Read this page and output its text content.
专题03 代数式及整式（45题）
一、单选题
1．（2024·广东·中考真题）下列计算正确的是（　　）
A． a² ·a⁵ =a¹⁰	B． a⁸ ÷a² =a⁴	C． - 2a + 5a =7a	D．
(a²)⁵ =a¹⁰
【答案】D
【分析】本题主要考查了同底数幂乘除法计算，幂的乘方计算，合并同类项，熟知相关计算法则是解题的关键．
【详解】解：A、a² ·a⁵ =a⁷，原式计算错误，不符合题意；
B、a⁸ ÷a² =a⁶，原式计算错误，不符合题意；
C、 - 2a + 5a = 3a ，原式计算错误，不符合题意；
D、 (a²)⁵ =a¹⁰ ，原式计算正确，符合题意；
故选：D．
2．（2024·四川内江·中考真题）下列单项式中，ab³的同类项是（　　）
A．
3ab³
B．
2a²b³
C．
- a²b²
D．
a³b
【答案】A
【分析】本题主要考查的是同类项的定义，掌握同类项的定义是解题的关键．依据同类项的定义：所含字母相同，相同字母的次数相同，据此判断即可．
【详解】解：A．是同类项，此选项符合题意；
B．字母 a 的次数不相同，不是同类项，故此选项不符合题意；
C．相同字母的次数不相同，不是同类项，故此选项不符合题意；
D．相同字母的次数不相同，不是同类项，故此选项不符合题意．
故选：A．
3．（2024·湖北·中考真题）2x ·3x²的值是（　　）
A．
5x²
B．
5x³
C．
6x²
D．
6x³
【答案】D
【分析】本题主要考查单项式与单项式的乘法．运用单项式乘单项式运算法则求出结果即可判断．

————————

THE TASK: Tell how many lines contain the word "故此选项不符合题意", using only the number.

FINAL RESULT: 3